▸ **Task directions**:
Only the pictures stay out; every record is to be quoted exactly.

▸ **Available data**:
:::
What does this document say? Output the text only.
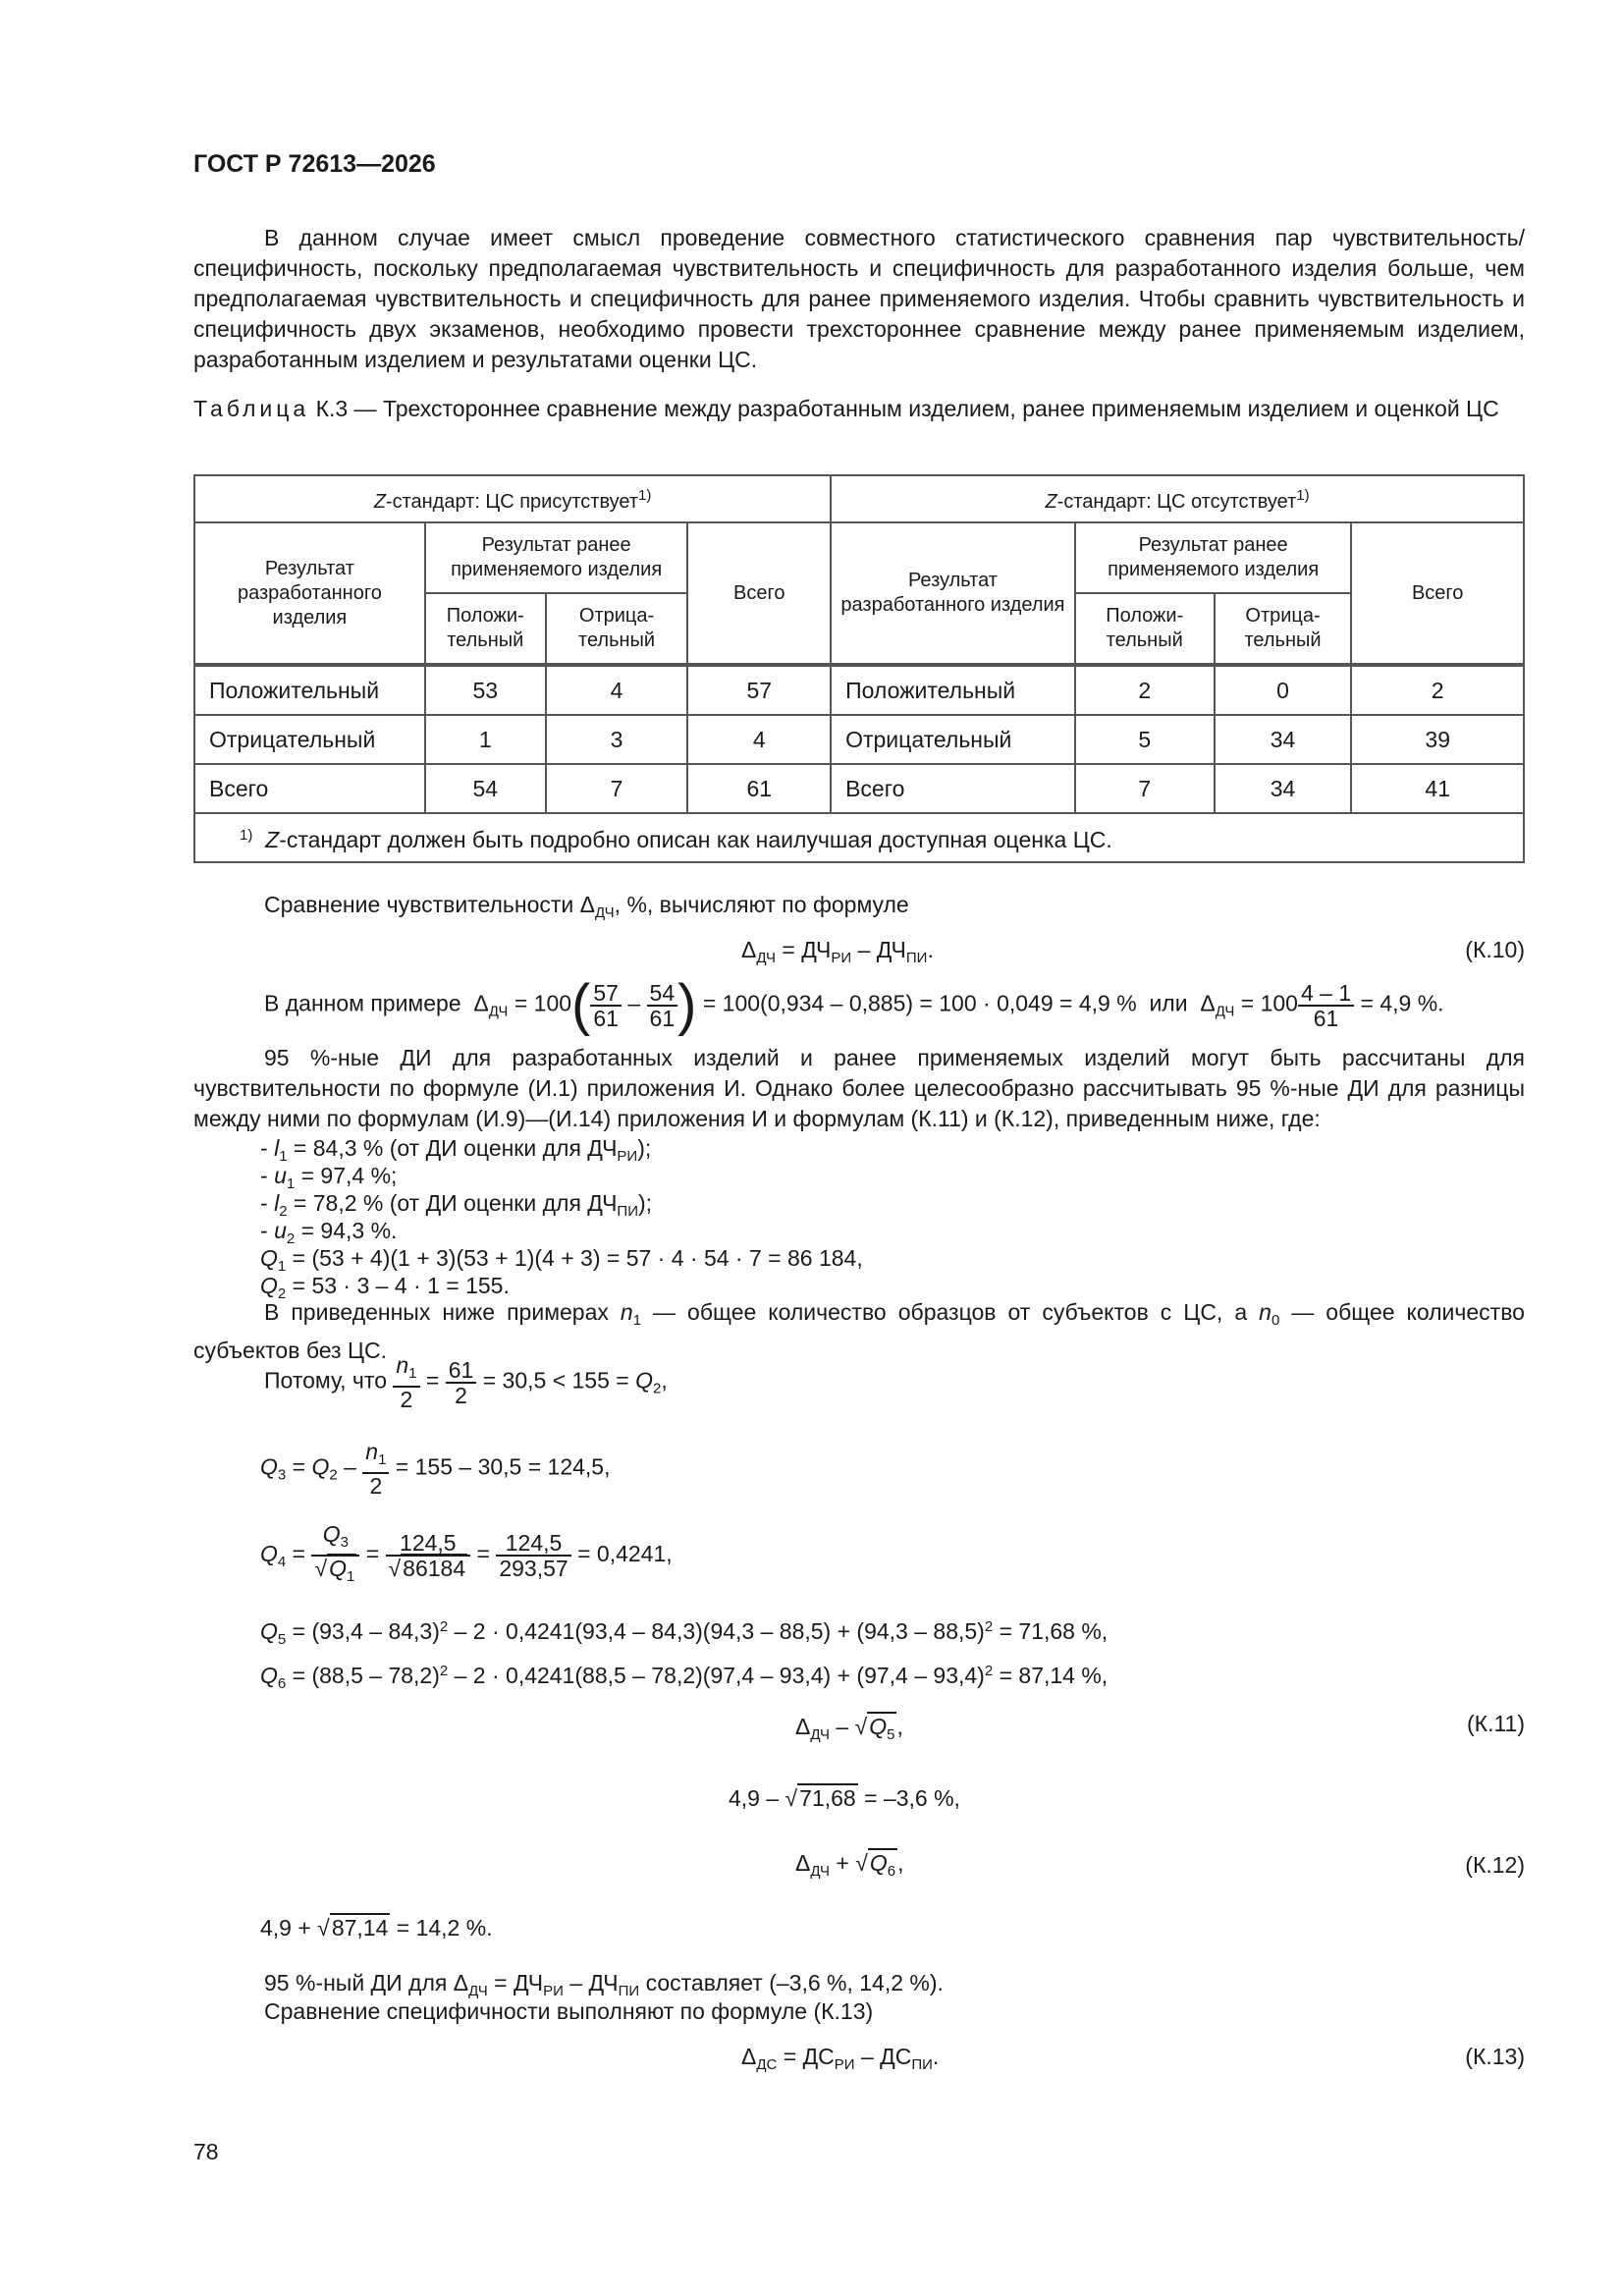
ГОСТ Р 72613—2026
В данном случае имеет смысл проведение совместного статистического сравнения пар чувствительность/специфичность, поскольку предполагаемая чувствительность и специфичность для разработанного изделия больше, чем предполагаемая чувствительность и специфичность для ранее применяемого изделия. Чтобы сравнить чувствительность и специфичность двух экзаменов, необходимо провести трехстороннее сравнение между ранее применяемым изделием, разработанным изделием и результатами оценки ЦС.
Таблица К.3 — Трехстороннее сравнение между разработанным изделием, ранее применяемым изделием и оценкой ЦС
Z-стандарт: ЦС присутствует$^{1)}$				Z-стандарт: ЦС отсутствует$^{1)}$
Результат разработанного изделия	Результат ранее применяемого изделия		Всего	Результат разработанного изделия	Результат ранее применяемого изделия		Всего
	Положи-тельный	Отрица-тельный			Положи-тельный	Отрица-тельный	
Положительный	53	4	57	Положительный	2	0	2
Отрицательный	1	3	4	Отрицательный	5	34	39
Всего	54	7	61	Всего	7	34	41
$^{1)}$ Z-стандарт должен быть подробно описан как наилучшая доступная оценка ЦС.							
Сравнение чувствительности $\Delta_{ДЧ}$, %, вычисляют по формуле
$\Delta_{ДЧ} = ДЧ_{РИ} - ДЧ_{ПИ}$.	(К.10)
В данном примере  $\Delta_{ДЧ} = 100( \frac{57}{61} - \frac{54}{61}$ ) = 100(0,934 – 0,885) = 100 · 0,049 = 4,9 %  или  $\Delta_{ДЧ} = 100 \frac{4 - 1}{61} = 4,9$ %.
95 %-ные ДИ для разработанных изделий и ранее применяемых изделий могут быть рассчитаны для чувствительности по формуле (И.1) приложения И. Однако более целесообразно рассчитывать 95 %-ные ДИ для разницы между ними по формулам (И.9)—(И.14) приложения И и формулам (К.11) и (К.12), приведенным ниже, где:
- $l_1 = 84,3$ % (от ДИ оценки для $ДЧ_{РИ}$);
- $u_1 = 97,4$ %;
- $l_2 = 78,2$ % (от ДИ оценки для $ДЧ_{ПИ}$);
- $u_2 = 94,3$ %.
$Q_1 = (53 + 4)(1 + 3)(53 + 1)(4 + 3) = 57 \cdot 4 \cdot 54 \cdot 7 = 86$ 184,
$Q_2 = 53 \cdot 3 - 4 \cdot 1 = 155$.
В приведенных ниже примерах $n_1$ — общее количество образцов от субъектов с ЦС, а $n_0$ — общее количество субъектов без ЦС.
Потому, что $\frac{n_1}{2} = \frac{61}{2} = 30,5 < 155 = Q_2$,
$Q_3 = Q_2 - \frac{n_1}{2} = 155 - 30,5 = 124,5$,
$Q_4 = \frac{Q_3}{√Q_1} = \frac{124,5}{√86184} = \frac{124,5}{293,57} = 0,4241$,
$Q_5 = (93,4 - 84,3)^2 - 2 \cdot 0,4241(93,4 - 84,3)(94,3 - 88,5) + (94,3 - 88,5)^2 = 71,68$ %,
$Q_6 = (88,5 - 78,2)^2 - 2 \cdot 0,4241(88,5 - 78,2)(97,4 - 93,4) + (97,4 - 93,4)^2 = 87,14$ %,
$\Delta_{ДЧ} - √Q_5$,	(К.11)
4,9 – √71,68 = –3,6 %,
$\Delta_{ДЧ} + √Q_6$,	(К.12)
4,9 + √87,14 = 14,2 %.
95 %-ный ДИ для $\Delta_{ДЧ} = ДЧ_{РИ} - ДЧ_{ПИ}$ составляет (–3,6 %, 14,2 %).
Сравнение специфичности выполняют по формуле (К.13)
$\Delta_{ДС} = ДС_{РИ} - ДС_{ПИ}$.	(К.13)
78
:::
▸ **Exercise solution**:
What does this document say? Output the text only.
ГОСТ Р 72613—2026
В данном случае имеет смысл проведение совместного статистического сравнения пар чувствительность/специфичность, поскольку предполагаемая чувствительность и специфичность для разработанного изделия больше, чем предполагаемая чувствительность и специфичность для ранее применяемого изделия. Чтобы сравнить чувствительность и специфичность двух экзаменов, необходимо провести трехстороннее сравнение между ранее применяемым изделием, разработанным изделием и результатами оценки ЦС.
Таблица К.3 — Трехстороннее сравнение между разработанным изделием, ранее применяемым изделием и оценкой ЦС
Z-стандарт: ЦС присутствует$^{1)}$				Z-стандарт: ЦС отсутствует$^{1)}$
Результат разработанного изделия	Результат ранее применяемого изделия		Всего	Результат разработанного изделия	Результат ранее применяемого изделия		Всего
	Положи-тельный	Отрица-тельный			Положи-тельный	Отрица-тельный	
Положительный	53	4	57	Положительный	2	0	2
Отрицательный	1	3	4	Отрицательный	5	34	39
Всего	54	7	61	Всего	7	34	41
$^{1)}$ Z-стандарт должен быть подробно описан как наилучшая доступная оценка ЦС.							
Сравнение чувствительности $\Delta_{ДЧ}$, %, вычисляют по формуле
$\Delta_{ДЧ} = ДЧ_{РИ} - ДЧ_{ПИ}$.	(К.10)
В данном примере  $\Delta_{ДЧ} = 100( \frac{57}{61} - \frac{54}{61}$ ) = 100(0,934 – 0,885) = 100 · 0,049 = 4,9 %  или  $\Delta_{ДЧ} = 100 \frac{4 - 1}{61} = 4,9$ %.
95 %-ные ДИ для разработанных изделий и ранее применяемых изделий могут быть рассчитаны для чувствительности по формуле (И.1) приложения И. Однако более целесообразно рассчитывать 95 %-ные ДИ для разницы между ними по формулам (И.9)—(И.14) приложения И и формулам (К.11) и (К.12), приведенным ниже, где:
- $l_1 = 84,3$ % (от ДИ оценки для $ДЧ_{РИ}$);
- $u_1 = 97,4$ %;
- $l_2 = 78,2$ % (от ДИ оценки для $ДЧ_{ПИ}$);
- $u_2 = 94,3$ %.
$Q_1 = (53 + 4)(1 + 3)(53 + 1)(4 + 3) = 57 \cdot 4 \cdot 54 \cdot 7 = 86$ 184,
$Q_2 = 53 \cdot 3 - 4 \cdot 1 = 155$.
В приведенных ниже примерах $n_1$ — общее количество образцов от субъектов с ЦС, а $n_0$ — общее количество субъектов без ЦС.
Потому, что $\frac{n_1}{2} = \frac{61}{2} = 30,5 < 155 = Q_2$,
$Q_3 = Q_2 - \frac{n_1}{2} = 155 - 30,5 = 124,5$,
$Q_4 = \frac{Q_3}{√Q_1} = \frac{124,5}{√86184} = \frac{124,5}{293,57} = 0,4241$,
$Q_5 = (93,4 - 84,3)^2 - 2 \cdot 0,4241(93,4 - 84,3)(94,3 - 88,5) + (94,3 - 88,5)^2 = 71,68$ %,
$Q_6 = (88,5 - 78,2)^2 - 2 \cdot 0,4241(88,5 - 78,2)(97,4 - 93,4) + (97,4 - 93,4)^2 = 87,14$ %,
$\Delta_{ДЧ} - √Q_5$,	(К.11)
4,9 – √71,68 = –3,6 %,
$\Delta_{ДЧ} + √Q_6$,	(К.12)
4,9 + √87,14 = 14,2 %.
95 %-ный ДИ для $\Delta_{ДЧ} = ДЧ_{РИ} - ДЧ_{ПИ}$ составляет (–3,6 %, 14,2 %).
Сравнение специфичности выполняют по формуле (К.13)
$\Delta_{ДС} = ДС_{РИ} - ДС_{ПИ}$.	(К.13)
78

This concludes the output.